[Figure collection entries]
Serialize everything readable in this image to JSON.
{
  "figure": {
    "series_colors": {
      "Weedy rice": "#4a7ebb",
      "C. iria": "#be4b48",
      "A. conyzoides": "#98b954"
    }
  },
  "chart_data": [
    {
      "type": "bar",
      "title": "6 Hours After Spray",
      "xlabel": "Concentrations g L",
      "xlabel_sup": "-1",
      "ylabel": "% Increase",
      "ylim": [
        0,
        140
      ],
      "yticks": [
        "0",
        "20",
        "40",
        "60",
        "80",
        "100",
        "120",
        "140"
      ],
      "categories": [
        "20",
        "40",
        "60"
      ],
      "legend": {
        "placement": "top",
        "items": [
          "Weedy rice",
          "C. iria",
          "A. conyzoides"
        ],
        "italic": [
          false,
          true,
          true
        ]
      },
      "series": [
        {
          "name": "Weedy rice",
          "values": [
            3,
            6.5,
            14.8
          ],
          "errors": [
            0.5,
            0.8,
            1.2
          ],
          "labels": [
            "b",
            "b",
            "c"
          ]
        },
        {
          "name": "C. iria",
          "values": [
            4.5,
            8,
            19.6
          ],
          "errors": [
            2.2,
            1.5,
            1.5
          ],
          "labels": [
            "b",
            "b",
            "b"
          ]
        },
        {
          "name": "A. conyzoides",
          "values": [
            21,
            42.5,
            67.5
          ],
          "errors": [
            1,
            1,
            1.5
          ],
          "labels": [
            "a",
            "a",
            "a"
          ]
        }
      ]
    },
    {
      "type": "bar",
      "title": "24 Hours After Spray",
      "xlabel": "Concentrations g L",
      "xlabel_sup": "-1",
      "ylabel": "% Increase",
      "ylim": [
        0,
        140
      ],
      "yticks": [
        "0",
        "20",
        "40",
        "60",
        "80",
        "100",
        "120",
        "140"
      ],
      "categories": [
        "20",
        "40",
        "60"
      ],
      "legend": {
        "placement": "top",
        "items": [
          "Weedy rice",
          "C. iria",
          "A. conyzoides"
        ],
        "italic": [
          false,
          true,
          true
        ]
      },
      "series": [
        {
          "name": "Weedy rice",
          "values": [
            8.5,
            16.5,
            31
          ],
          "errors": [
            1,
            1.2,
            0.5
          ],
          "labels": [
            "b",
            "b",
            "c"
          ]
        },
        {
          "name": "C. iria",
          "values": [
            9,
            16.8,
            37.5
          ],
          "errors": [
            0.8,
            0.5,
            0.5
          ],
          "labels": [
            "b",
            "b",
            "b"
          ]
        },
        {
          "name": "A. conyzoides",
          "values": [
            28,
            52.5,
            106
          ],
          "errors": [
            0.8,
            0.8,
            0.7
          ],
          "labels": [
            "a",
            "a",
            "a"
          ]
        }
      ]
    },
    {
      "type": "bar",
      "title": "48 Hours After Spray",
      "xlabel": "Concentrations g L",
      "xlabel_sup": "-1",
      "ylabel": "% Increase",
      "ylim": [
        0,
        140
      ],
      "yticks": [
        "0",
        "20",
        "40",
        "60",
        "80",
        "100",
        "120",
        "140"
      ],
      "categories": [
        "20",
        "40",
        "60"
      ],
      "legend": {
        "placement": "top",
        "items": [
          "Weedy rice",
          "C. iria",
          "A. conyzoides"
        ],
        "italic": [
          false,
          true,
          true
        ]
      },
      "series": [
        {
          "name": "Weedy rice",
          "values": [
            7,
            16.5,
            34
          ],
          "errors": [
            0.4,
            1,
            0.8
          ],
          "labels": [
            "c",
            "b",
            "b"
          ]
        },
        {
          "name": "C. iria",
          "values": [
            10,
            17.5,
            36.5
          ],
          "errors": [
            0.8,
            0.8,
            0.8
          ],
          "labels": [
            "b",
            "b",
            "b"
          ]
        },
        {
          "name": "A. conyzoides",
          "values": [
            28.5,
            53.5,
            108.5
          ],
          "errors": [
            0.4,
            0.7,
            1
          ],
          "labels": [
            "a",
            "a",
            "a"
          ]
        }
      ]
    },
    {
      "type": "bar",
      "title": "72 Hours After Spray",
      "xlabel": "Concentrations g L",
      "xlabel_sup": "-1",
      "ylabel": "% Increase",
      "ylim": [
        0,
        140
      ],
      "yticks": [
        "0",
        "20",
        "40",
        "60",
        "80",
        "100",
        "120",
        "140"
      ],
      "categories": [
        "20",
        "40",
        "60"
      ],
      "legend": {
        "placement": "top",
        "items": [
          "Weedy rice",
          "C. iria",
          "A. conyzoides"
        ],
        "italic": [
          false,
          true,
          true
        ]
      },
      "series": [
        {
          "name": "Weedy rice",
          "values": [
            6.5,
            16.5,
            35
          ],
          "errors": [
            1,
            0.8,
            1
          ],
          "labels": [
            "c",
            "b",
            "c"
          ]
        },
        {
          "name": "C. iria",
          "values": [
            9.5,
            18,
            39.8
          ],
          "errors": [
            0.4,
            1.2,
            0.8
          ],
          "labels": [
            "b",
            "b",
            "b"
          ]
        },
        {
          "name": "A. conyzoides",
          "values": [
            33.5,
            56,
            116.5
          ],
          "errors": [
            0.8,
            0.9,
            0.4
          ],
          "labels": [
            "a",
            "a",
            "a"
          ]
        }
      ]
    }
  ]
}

* Exercise requirements *
Output an exact copy of each record.

* Result of the exercise *
Serialize everything readable in this image to JSON.
{
  "figure": {
    "series_colors": {
      "Weedy rice": "#4a7ebb",
      "C. iria": "#be4b48",
      "A. conyzoides": "#98b954"
    }
  },
  "chart_data": [
    {
      "type": "bar",
      "title": "6 Hours After Spray",
      "xlabel": "Concentrations g L",
      "xlabel_sup": "-1",
      "ylabel": "% Increase",
      "ylim": [
        0,
        140
      ],
      "yticks": [
        "0",
        "20",
        "40",
        "60",
        "80",
        "100",
        "120",
        "140"
      ],
      "categories": [
        "20",
        "40",
        "60"
      ],
      "legend": {
        "placement": "top",
        "items": [
          "Weedy rice",
          "C. iria",
          "A. conyzoides"
        ],
        "italic": [
          false,
          true,
          true
        ]
      },
      "series": [
        {
          "name": "Weedy rice",
          "values": [
            3,
            6.5,
            14.8
          ],
          "errors": [
            0.5,
            0.8,
            1.2
          ],
          "labels": [
            "b",
            "b",
            "c"
          ]
        },
        {
          "name": "C. iria",
          "values": [
            4.5,
            8,
            19.6
          ],
          "errors": [
            2.2,
            1.5,
            1.5
          ],
          "labels": [
            "b",
            "b",
            "b"
          ]
        },
        {
          "name": "A. conyzoides",
          "values": [
            21,
            42.5,
            67.5
          ],
          "errors": [
            1,
            1,
            1.5
          ],
          "labels": [
            "a",
            "a",
            "a"
          ]
        }
      ]
    },
    {
      "type": "bar",
      "title": "24 Hours After Spray",
      "xlabel": "Concentrations g L",
      "xlabel_sup": "-1",
      "ylabel": "% Increase",
      "ylim": [
        0,
        140
      ],
      "yticks": [
        "0",
        "20",
        "40",
        "60",
        "80",
        "100",
        "120",
        "140"
      ],
      "categories": [
        "20",
        "40",
        "60"
      ],
      "legend": {
        "placement": "top",
        "items": [
          "Weedy rice",
          "C. iria",
          "A. conyzoides"
        ],
        "italic": [
          false,
          true,
          true
        ]
      },
      "series": [
        {
          "name": "Weedy rice",
          "values": [
            8.5,
            16.5,
            31
          ],
          "errors": [
            1,
            1.2,
            0.5
          ],
          "labels": [
            "b",
            "b",
            "c"
          ]
        },
        {
          "name": "C. iria",
          "values": [
            9,
            16.8,
            37.5
          ],
          "errors": [
            0.8,
            0.5,
            0.5
          ],
          "labels": [
            "b",
            "b",
            "b"
          ]
        },
        {
          "name": "A. conyzoides",
          "values": [
            28,
            52.5,
            106
          ],
          "errors": [
            0.8,
            0.8,
            0.7
          ],
          "labels": [
            "a",
            "a",
            "a"
          ]
        }
      ]
    },
    {
      "type": "bar",
      "title": "48 Hours After Spray",
      "xlabel": "Concentrations g L",
      "xlabel_sup": "-1",
      "ylabel": "% Increase",
      "ylim": [
        0,
        140
      ],
      "yticks": [
        "0",
        "20",
        "40",
        "60",
        "80",
        "100",
        "120",
        "140"
      ],
      "categories": [
        "20",
        "40",
        "60"
      ],
      "legend": {
        "placement": "top",
        "items": [
          "Weedy rice",
          "C. iria",
          "A. conyzoides"
        ],
        "italic": [
          false,
          true,
          true
        ]
      },
      "series": [
        {
          "name": "Weedy rice",
          "values": [
            7,
            16.5,
            34
          ],
          "errors": [
            0.4,
            1,
            0.8
          ],
          "labels": [
            "c",
            "b",
            "b"
          ]
        },
        {
          "name": "C. iria",
          "values": [
            10,
            17.5,
            36.5
          ],
          "errors": [
            0.8,
            0.8,
            0.8
          ],
          "labels": [
            "b",
            "b",
            "b"
          ]
        },
        {
          "name": "A. conyzoides",
          "values": [
            28.5,
            53.5,
            108.5
          ],
          "errors": [
            0.4,
            0.7,
            1
          ],
          "labels": [
            "a",
            "a",
            "a"
          ]
        }
      ]
    },
    {
      "type": "bar",
      "title": "72 Hours After Spray",
      "xlabel": "Concentrations g L",
      "xlabel_sup": "-1",
      "ylabel": "% Increase",
      "ylim": [
        0,
        140
      ],
      "yticks": [
        "0",
        "20",
        "40",
        "60",
        "80",
        "100",
        "120",
        "140"
      ],
      "categories": [
        "20",
        "40",
        "60"
      ],
      "legend": {
        "placement": "top",
        "items": [
          "Weedy rice",
          "C. iria",
          "A. conyzoides"
        ],
        "italic": [
          false,
          true,
          true
        ]
      },
      "series": [
        {
          "name": "Weedy rice",
          "values": [
            6.5,
            16.5,
            35
          ],
          "errors": [
            1,
            0.8,
            1
          ],
          "labels": [
            "c",
            "b",
            "c"
          ]
        },
        {
          "name": "C. iria",
          "values": [
            9.5,
            18,
            39.8
          ],
          "errors": [
            0.4,
            1.2,
            0.8
          ],
          "labels": [
            "b",
            "b",
            "b"
          ]
        },
        {
          "name": "A. conyzoides",
          "values": [
            33.5,
            56,
            116.5
          ],
          "errors": [
            0.8,
            0.9,
            0.4
          ],
          "labels": [
            "a",
            "a",
            "a"
          ]
        }
      ]
    }
  ]
}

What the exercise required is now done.